WRITTEN INSTRUCTION> Only a number is wanted here: the number of lines of the data that include "标准状态".

_ _ _ _

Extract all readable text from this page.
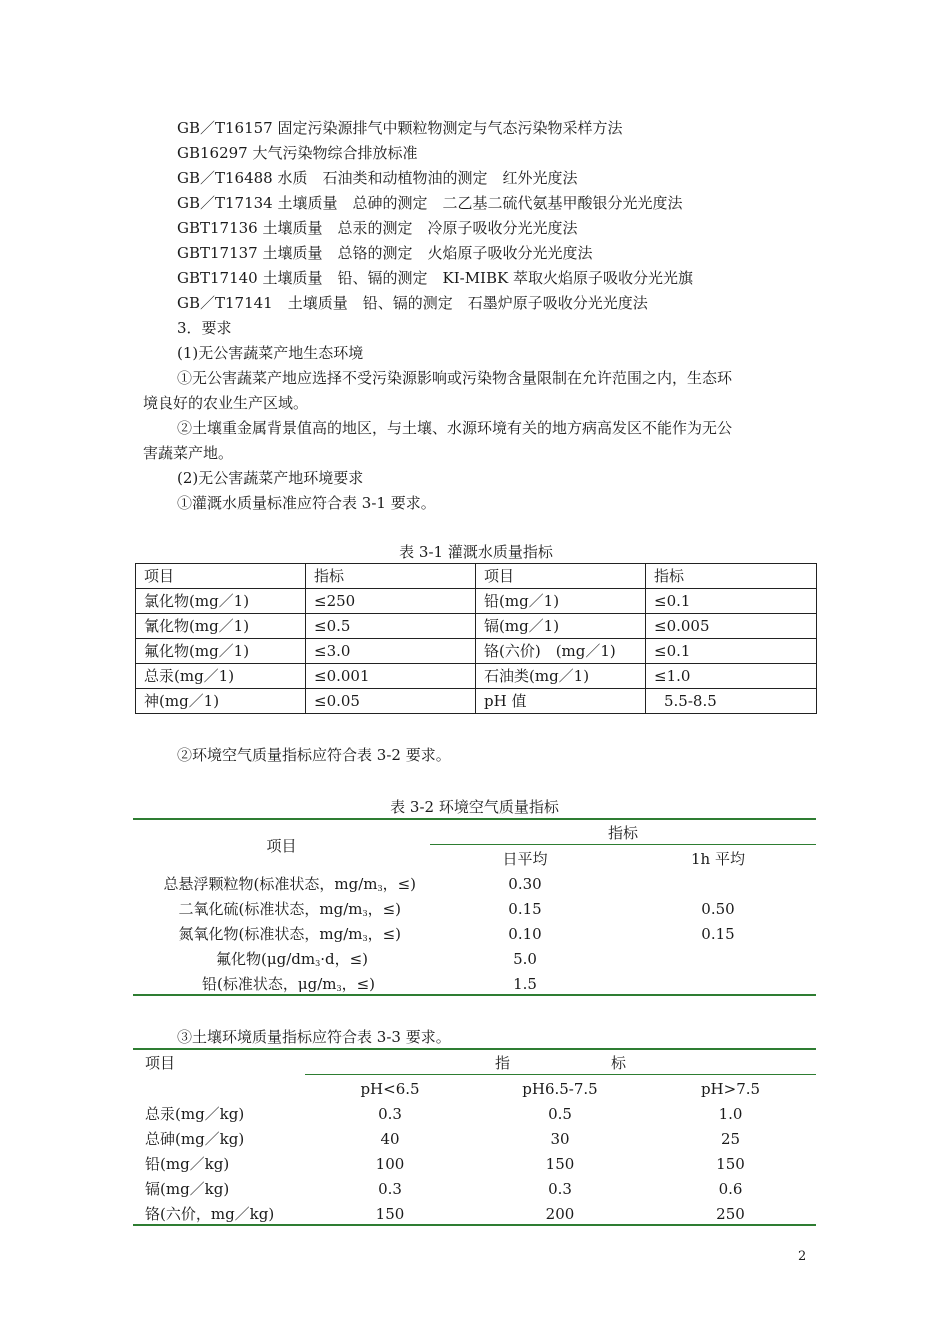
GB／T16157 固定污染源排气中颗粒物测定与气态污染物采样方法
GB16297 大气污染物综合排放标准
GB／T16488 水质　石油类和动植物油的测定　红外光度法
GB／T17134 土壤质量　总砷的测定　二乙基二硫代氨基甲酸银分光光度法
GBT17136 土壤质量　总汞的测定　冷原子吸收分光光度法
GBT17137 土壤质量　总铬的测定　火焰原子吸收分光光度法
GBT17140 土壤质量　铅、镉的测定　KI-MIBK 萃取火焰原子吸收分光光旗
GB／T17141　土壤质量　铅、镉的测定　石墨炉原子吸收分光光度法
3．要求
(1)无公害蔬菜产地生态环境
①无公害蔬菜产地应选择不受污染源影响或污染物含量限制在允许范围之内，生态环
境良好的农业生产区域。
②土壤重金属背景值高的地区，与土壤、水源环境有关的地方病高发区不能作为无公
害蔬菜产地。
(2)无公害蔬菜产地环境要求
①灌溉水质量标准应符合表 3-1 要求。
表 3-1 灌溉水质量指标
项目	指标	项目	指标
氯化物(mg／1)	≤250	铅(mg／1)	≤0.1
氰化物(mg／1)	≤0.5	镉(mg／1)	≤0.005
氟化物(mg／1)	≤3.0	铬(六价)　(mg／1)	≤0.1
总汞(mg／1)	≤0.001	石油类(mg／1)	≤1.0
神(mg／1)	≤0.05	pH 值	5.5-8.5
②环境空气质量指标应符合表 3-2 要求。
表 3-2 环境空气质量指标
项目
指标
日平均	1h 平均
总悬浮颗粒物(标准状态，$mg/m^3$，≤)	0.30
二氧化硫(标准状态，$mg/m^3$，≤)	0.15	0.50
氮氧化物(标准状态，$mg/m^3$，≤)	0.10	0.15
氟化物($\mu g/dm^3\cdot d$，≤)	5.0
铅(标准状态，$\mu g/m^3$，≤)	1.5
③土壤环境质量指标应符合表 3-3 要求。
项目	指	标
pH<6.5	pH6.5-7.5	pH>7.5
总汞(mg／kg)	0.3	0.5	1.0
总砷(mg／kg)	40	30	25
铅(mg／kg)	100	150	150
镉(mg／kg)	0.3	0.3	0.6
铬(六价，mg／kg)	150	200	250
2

_ _ _ _

RESULT OF THE TASK> 4